PROBLEM DETAILS. In the abstract on sodium hydrosulfide treatment in hypertensive rats, which drug blunted the cardioprotective effects of NaHS when the two were given together?

Chronic sodium hydrosulfide treatment decreases medial thickening of intramyocardial coronary arterioles, interstitial fibrosis, and ROS production in spontaneously hypertensive rats
- PMID: 17630351
- DOI: 10.1152/ajpheart.00088.2007
Chronic sodium hydrosulfide treatment decreases medial thickening of intramyocardial coronary arterioles, interstitial fibrosis, and ROS production in spontaneously hypertensive rats
Abstract
Hydrogen sulfide (H(2)S) is a gasotransmitter that regulates cardiovascular functions. The present study aimed to examine the hypothesis that chronic treatment with sodium hydrosulfide (NaHS, an H(2)S donor) is able to prevent left-ventricular remodeling in spontaneously hypertensive rats (SHR). Four-week-old SHR were treated with NaHS (10, 30, and 90 micromol x kg(-1) x day(-1)), a combination of NaHS (30 micromol x kg(-1) x day(-1)) and glibenclamide (5 mg x kg(-1) x day(-1)), glibenclamide alone (5 mg x kg(-1) x day(-1)), hydralazine alone (10 mg x kg(-1) x day(-1)), and placebo for 3 mo. At the end of the treatment period, variables such as cardiac geometry and function, intramyocardial arterioles ranging in diameter from 25 to 100 microm, perivascular and interstitial collagen content, reactive oxygen species (ROS), thiol groups, conjugated dienes, and DNA base modification were examined. The novel finding of the present study is that chronic NaHS treatment prevented the hypertrophy of intramyocardial arterioles and ventricular fibrosis, as well as decreased myocardial ROS and conjugated diene levels. The cardioprotective effects were blunted by coadministration of glibenclamide, suggesting a role of ATP-sensitive potassium channels in mediating the action of NaHS. Hydralazine caused a comparable reduction of blood pressure compared with NaHS treatment; however, it exerted no effect on the remodeling process or on ROS and conjugated diene levels. Moreover, NaHS treatment caused an increase in myocardial thiol group levels, whereas DNA base modification was not altered by NaHS treatment. In conclusion, the superior cardioprotective effects of NaHS treatment are worthy to be further explored to develop novel therapeutic approaches for the treatment of cardiac remodeling in hypertension.

DATASET ENTRIES.
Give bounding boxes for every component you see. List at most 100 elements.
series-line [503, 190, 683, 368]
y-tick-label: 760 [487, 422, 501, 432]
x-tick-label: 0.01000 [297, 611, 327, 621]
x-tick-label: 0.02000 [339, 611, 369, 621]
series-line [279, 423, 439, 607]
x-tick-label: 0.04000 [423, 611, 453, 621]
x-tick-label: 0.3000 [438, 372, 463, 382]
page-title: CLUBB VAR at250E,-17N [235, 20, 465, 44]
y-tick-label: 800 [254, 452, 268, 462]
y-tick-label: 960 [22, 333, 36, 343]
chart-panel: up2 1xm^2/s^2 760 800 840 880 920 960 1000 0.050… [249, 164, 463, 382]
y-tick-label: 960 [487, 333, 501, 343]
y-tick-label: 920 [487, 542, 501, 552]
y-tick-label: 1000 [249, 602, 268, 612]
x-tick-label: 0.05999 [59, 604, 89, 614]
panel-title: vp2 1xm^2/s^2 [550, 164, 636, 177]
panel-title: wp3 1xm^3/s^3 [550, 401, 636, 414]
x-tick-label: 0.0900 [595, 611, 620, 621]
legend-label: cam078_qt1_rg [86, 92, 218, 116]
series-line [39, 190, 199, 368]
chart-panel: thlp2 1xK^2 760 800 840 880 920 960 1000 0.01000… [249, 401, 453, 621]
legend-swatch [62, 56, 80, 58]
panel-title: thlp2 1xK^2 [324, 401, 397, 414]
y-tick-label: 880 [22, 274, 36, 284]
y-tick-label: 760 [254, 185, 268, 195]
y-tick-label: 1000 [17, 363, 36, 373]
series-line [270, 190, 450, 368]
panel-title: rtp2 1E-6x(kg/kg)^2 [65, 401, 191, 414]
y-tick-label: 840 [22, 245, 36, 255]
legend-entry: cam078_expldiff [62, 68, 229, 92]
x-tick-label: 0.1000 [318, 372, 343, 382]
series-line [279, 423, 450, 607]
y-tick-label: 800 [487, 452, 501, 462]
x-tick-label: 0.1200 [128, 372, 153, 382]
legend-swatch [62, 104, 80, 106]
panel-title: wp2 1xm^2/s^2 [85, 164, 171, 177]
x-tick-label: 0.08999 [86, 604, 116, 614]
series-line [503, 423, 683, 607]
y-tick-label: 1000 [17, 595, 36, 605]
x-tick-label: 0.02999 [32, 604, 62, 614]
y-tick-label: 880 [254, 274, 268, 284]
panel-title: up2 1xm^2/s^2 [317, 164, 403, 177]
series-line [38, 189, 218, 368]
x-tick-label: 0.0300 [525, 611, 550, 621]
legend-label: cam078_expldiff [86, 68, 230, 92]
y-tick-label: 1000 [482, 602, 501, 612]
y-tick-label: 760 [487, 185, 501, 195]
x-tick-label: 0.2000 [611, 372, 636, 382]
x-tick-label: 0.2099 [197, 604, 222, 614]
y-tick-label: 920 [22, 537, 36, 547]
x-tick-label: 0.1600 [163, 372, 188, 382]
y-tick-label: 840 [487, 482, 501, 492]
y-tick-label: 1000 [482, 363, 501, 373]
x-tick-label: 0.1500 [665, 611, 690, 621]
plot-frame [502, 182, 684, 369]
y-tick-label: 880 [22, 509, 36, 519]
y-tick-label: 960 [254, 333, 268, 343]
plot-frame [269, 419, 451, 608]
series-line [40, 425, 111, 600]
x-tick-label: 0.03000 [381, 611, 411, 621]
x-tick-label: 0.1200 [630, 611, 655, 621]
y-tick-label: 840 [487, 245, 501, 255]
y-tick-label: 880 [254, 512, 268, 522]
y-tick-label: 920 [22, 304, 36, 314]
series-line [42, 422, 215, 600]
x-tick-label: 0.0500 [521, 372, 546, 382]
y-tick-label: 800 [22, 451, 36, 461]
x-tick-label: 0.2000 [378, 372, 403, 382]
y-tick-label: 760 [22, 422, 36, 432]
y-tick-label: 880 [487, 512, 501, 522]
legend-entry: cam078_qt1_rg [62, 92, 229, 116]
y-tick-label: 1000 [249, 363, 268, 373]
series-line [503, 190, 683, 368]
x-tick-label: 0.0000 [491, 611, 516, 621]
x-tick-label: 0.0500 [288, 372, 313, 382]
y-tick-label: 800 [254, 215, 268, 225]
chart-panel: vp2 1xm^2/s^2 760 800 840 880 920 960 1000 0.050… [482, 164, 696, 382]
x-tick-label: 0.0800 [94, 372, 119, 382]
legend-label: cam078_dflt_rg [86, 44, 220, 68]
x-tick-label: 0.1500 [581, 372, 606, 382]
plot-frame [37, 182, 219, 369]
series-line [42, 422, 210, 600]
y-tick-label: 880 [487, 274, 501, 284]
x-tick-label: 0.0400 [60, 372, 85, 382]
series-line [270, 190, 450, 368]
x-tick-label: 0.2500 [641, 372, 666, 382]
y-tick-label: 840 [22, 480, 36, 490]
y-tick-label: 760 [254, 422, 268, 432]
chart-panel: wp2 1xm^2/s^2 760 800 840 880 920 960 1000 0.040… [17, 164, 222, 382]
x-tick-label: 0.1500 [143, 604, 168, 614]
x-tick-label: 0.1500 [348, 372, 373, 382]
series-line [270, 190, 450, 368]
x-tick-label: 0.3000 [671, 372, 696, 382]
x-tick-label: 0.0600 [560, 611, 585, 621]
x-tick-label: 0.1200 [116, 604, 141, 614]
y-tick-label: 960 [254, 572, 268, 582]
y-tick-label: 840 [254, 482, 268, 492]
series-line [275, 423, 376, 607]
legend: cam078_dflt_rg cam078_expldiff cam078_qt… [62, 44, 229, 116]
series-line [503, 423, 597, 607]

REPLY TO THE EXERCISE. Glibenclamide